• Requirements: Check every line of the entries below for the word "Bürgermeister", and copy the ones that have it.

[Start of Material for the task]

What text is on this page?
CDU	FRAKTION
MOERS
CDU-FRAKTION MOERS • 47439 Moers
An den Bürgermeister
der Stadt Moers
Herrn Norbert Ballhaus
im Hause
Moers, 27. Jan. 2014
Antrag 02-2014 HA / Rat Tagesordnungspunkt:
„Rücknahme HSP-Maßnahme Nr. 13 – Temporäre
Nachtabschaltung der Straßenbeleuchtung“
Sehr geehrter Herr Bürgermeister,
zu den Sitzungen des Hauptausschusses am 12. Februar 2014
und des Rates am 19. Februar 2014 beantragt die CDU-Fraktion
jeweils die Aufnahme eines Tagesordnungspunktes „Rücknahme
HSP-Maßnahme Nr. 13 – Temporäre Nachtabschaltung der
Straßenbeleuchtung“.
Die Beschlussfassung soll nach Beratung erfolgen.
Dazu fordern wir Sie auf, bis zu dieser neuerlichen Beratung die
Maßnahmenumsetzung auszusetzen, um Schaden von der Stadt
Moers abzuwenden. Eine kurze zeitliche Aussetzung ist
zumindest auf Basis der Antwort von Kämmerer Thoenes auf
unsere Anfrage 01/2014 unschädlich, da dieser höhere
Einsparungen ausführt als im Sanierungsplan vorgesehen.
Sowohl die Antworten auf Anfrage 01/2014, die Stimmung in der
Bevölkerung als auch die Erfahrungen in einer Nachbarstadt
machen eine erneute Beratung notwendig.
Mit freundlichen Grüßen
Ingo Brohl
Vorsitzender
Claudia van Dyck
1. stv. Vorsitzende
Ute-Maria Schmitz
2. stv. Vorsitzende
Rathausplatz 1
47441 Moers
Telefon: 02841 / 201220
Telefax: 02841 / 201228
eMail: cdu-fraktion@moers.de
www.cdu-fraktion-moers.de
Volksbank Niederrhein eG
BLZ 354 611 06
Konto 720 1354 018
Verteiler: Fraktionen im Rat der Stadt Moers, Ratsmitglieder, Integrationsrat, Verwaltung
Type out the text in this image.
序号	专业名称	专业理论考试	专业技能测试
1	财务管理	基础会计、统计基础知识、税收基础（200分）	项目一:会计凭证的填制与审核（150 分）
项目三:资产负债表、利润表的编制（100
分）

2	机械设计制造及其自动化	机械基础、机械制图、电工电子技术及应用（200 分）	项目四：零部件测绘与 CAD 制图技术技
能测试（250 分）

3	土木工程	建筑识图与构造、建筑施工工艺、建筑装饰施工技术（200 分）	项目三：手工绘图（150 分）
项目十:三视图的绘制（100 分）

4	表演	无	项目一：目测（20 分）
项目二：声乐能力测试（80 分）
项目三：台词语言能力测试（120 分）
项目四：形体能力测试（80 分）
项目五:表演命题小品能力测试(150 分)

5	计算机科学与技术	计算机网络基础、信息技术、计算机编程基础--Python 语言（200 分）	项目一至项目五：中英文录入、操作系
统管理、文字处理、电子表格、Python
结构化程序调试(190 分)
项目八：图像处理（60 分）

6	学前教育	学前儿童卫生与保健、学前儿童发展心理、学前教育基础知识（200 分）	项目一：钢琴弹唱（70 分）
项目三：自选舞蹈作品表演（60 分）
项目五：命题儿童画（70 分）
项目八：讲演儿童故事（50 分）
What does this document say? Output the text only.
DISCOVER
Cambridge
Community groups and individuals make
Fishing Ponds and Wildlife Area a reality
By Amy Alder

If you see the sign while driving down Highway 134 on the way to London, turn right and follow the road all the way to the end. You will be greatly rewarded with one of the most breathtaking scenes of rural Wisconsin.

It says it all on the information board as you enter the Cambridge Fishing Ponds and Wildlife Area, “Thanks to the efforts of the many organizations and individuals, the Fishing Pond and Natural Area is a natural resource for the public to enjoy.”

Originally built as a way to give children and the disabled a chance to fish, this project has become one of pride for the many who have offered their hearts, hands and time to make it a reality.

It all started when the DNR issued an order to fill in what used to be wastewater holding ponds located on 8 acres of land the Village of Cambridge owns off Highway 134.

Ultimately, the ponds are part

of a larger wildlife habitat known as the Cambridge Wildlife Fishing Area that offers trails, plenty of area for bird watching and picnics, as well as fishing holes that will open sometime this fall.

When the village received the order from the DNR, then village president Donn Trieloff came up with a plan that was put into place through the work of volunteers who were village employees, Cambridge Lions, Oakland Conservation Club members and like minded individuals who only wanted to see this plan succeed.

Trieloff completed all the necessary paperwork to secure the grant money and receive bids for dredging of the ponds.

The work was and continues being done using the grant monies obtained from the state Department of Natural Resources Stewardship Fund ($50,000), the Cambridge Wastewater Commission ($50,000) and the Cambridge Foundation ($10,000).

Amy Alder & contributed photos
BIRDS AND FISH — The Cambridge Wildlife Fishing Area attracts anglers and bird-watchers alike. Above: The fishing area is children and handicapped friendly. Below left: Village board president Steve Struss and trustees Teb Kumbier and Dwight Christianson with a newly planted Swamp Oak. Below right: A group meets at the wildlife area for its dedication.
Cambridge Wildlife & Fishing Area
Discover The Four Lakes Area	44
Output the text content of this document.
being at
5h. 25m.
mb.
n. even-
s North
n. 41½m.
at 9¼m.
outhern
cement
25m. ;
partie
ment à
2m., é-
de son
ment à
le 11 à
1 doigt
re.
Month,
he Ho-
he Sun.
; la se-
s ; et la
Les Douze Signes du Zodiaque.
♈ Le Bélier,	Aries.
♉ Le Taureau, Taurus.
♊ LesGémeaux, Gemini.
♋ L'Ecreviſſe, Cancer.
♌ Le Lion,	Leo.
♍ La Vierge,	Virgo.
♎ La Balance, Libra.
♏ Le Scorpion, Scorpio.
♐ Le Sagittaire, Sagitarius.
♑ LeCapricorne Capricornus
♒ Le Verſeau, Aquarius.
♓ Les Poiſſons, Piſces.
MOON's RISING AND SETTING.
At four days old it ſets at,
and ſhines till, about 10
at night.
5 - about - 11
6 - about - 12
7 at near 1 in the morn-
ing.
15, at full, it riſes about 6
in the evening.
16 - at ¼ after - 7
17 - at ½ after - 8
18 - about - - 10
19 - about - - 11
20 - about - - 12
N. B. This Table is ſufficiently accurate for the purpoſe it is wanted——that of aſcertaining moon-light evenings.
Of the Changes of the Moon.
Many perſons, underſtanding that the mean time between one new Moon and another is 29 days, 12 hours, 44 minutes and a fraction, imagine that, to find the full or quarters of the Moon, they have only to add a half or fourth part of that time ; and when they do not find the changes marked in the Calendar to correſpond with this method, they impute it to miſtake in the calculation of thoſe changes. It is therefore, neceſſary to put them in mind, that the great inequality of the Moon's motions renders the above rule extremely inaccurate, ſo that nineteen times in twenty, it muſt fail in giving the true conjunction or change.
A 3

[End of Material for the task]

• Response to this task:
An den Bürgermeister
Sehr geehrter Herr Bürgermeister,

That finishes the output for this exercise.